● Exercise instructions
- A) Can you shorten the paragraph beginning "I cringe when I think" from the post about unfulfilled dreams, keeping its main facts?
- B) How would you extend the post about unfulfilled dreams, picking up after its final sentence?

● Excerpt to read
────────────────

I am an incredibly frustrated person.
I have had such grand ideas which have never reached fruition. Sometimes it's just too much for me to bear...
Yet even though I am now technically middle aged (FARRRK) I am still that girl with the big dreams. The one who thinks she is going to do something amazing with her life.
You name it, I've had the intricately detailed fantasy. Fashion Designer, Actress, Singer/songwriter, Poet, Director, Screenwriter, Novelist...
I cringe when I think of all those conversations about all the thing I was GOING to do. In my twenties, my friends or whoever's ear I was bashing at the time would sometimes be as convinced as I was that they were talking to the next big thing. I was so passionate. I would believe my hype but it would never, EVER last beyond a day. Seriously. I would be lucky to get so far as to bullet point a game plan.

────────────────

● Information supplied
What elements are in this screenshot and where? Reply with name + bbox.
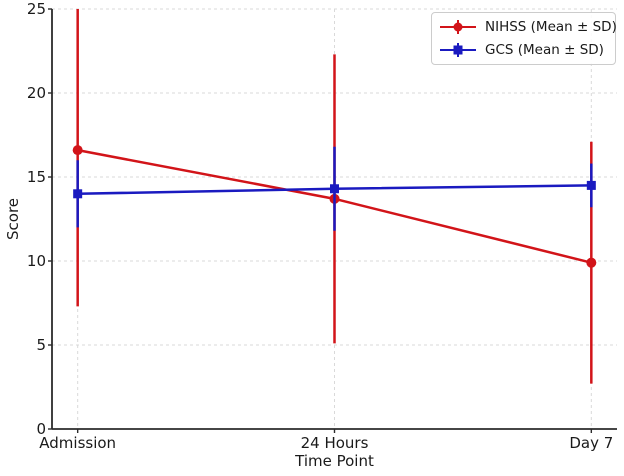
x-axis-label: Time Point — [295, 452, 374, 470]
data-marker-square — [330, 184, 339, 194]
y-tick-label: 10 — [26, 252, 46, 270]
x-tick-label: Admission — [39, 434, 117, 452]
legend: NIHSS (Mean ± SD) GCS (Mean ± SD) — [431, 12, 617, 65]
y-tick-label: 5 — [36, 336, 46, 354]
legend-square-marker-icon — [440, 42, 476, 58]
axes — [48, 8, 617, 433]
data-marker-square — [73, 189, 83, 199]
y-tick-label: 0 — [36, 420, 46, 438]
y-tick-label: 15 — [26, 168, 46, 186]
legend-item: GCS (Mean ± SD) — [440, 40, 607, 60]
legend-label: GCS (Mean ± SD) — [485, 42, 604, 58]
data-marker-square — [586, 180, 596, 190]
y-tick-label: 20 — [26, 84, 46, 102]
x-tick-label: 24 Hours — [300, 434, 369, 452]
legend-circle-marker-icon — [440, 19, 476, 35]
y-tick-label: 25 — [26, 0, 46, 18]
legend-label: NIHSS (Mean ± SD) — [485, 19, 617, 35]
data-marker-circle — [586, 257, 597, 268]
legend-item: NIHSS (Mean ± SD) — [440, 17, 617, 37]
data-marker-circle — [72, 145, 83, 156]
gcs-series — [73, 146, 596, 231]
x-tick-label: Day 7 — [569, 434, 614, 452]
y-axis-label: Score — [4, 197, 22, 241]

────────────────

● Outputs by task
- A) Looking back on all the talk about plans that were GOING to happen is cringe-worthy. In their twenties, the writer was so passionate that listeners sometimes believed they were hearing from the next big thing. The writer believed the hype too, but it never lasted beyond a day, and a game plan rarely got as far as bullet points.

- B)
It's a little bit ridiculous but that girl is still here. I can feel her. I definitely don't talk about my grand plans as much but they are still there. Ok, I've narrowed it to writer at least.
The thing is, I'm such a bloody perfectionist. I should say that's one thing that holds me back. The others are those ol' chestnuts, sheer laziness and fear.
I really want this to be IT thought, really, truly. This blog is just the start.
When I say IT, I don't really mean success. How many blogs are there out there anyway? No, the grand plan doesn't mean a popular blog...although it would be ACE. What I mean by 'IT' is, I guess, not giving up.
Let's see this thing through...it's the only way magic can happen...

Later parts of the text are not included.